WORK REQUIRED = Read the listing below and copy out every line that holds "this".
▼
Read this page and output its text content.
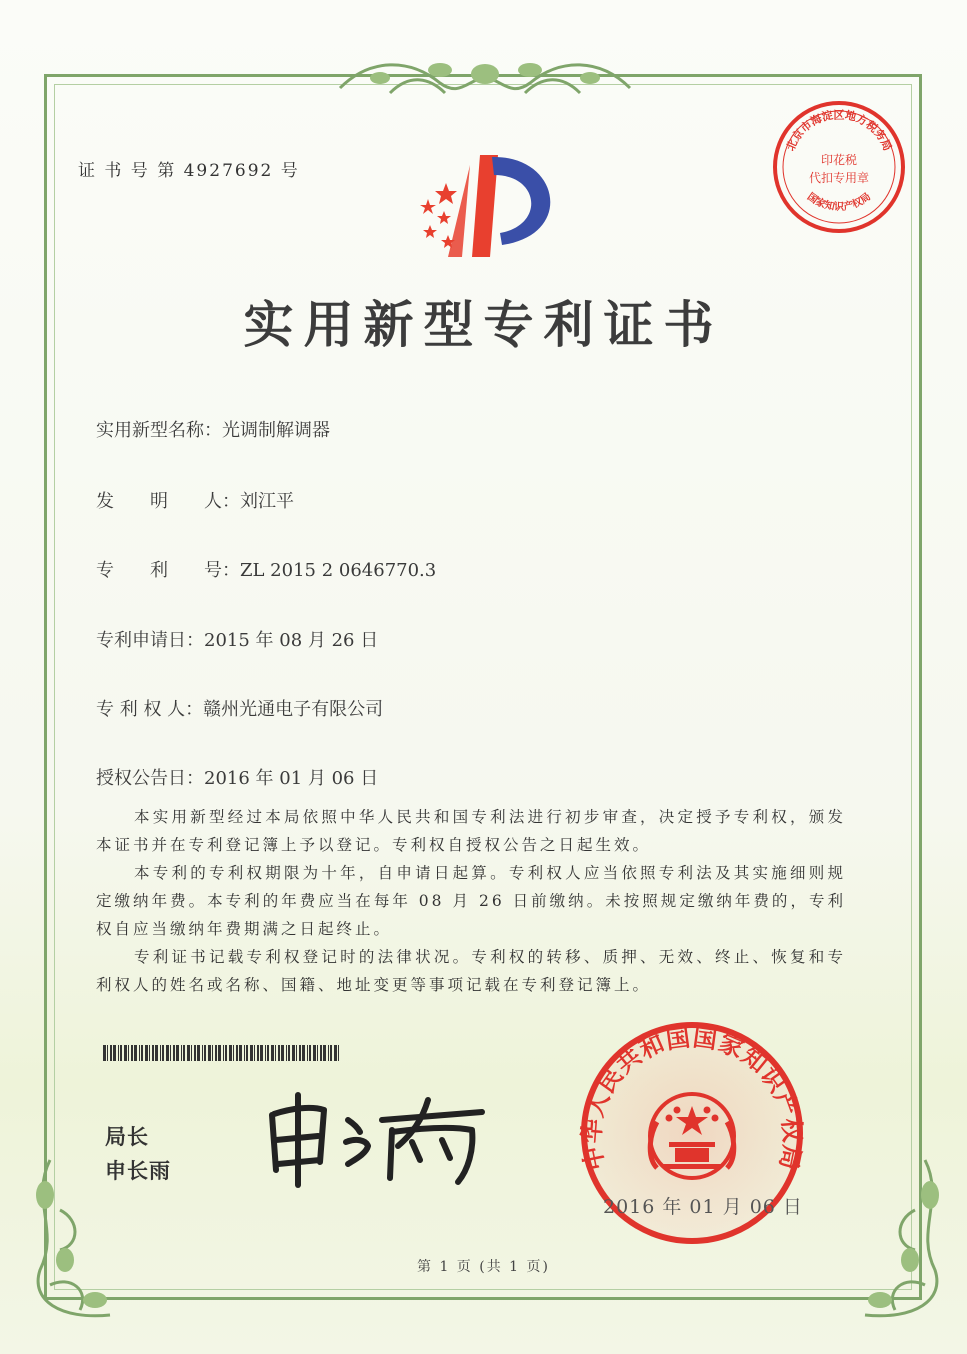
证 书 号 第 4927692 号
北京市海淀区地方税务局
国家知识产权局
印花税
代扣专用章
实用新型专利证书
实用新型名称：光调制解调器
发　　明　　人：刘江平
专　　利　　号：ZL 2015 2 0646770.3
专利申请日：2015 年 08 月 26 日
专 利 权 人：赣州光通电子有限公司
授权公告日：2016 年 01 月 06 日

本实用新型经过本局依照中华人民共和国专利法进行初步审查，决定授予专利权，颁发本证书并在专利登记簿上予以登记。专利权自授权公告之日起生效。

本专利的专利权期限为十年，自申请日起算。专利权人应当依照专利法及其实施细则规定缴纳年费。本专利的年费应当在每年 08 月 26 日前缴纳。未按照规定缴纳年费的，专利权自应当缴纳年费期满之日起终止。

专利证书记载专利权登记时的法律状况。专利权的转移、质押、无效、终止、恢复和专利权人的姓名或名称、国籍、地址变更等事项记载在专利登记簿上。

局长
申长雨	中华人民共和国国家知识产权局
2016 年 01 月 06 日
第 1 页 (共 1 页)
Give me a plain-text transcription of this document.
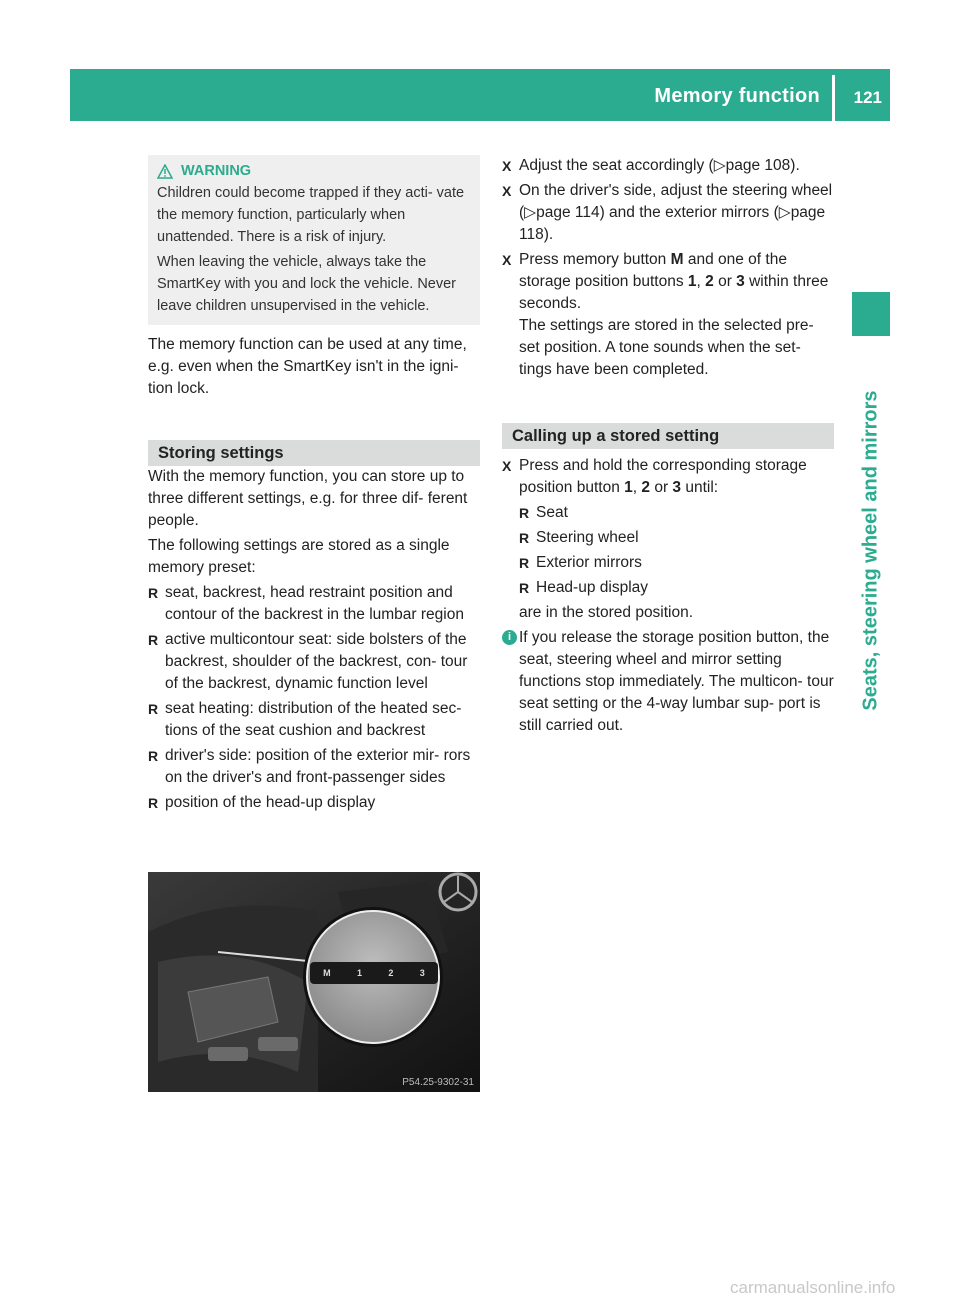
Memory function 121
Seats, steering wheel and mirrors
WARNING

Children could become trapped if they acti- vate the memory function, particularly when unattended. There is a risk of injury.

When leaving the vehicle, always take the SmartKey with you and lock the vehicle. Never leave children unsupervised in the vehicle.

The memory function can be used at any time, e.g. even when the SmartKey isn't in the igni- tion lock.

Storing settings

With the memory function, you can store up to three different settings, e.g. for three dif- ferent people.

The following settings are stored as a single memory preset:

R seat, backrest, head restraint position and contour of the backrest in the lumbar region
R active multicontour seat: side bolsters of the backrest, shoulder of the backrest, con- tour of the backrest, dynamic function level
R seat heating: distribution of the heated sec- tions of the seat cushion and backrest
R driver's side: position of the exterior mir- rors on the driver's and front-passenger sides
R position of the head-up display
M	1	2	3
P54.25-9302-31
X Adjust the seat accordingly (▷page 108).
X On the driver's side, adjust the steering wheel (▷page 114) and the exterior mirrors (▷page 118).
X Press memory button M and one of the storage position buttons 1, 2 or 3 within three seconds.
The settings are stored in the selected pre- set position. A tone sounds when the set- tings have been completed.
Calling up a stored setting
X Press and hold the corresponding storage position button 1, 2 or 3 until:
R Seat
R Steering wheel
R Exterior mirrors
R Head-up display
are in the stored position.
i If you release the storage position button, the seat, steering wheel and mirror setting functions stop immediately. The multicon- tour seat setting or the 4-way lumbar sup- port is still carried out.
carmanualsonline.info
▲
REPLY =
Read this page and output its text content.
Give me a plain-text transcription of this document.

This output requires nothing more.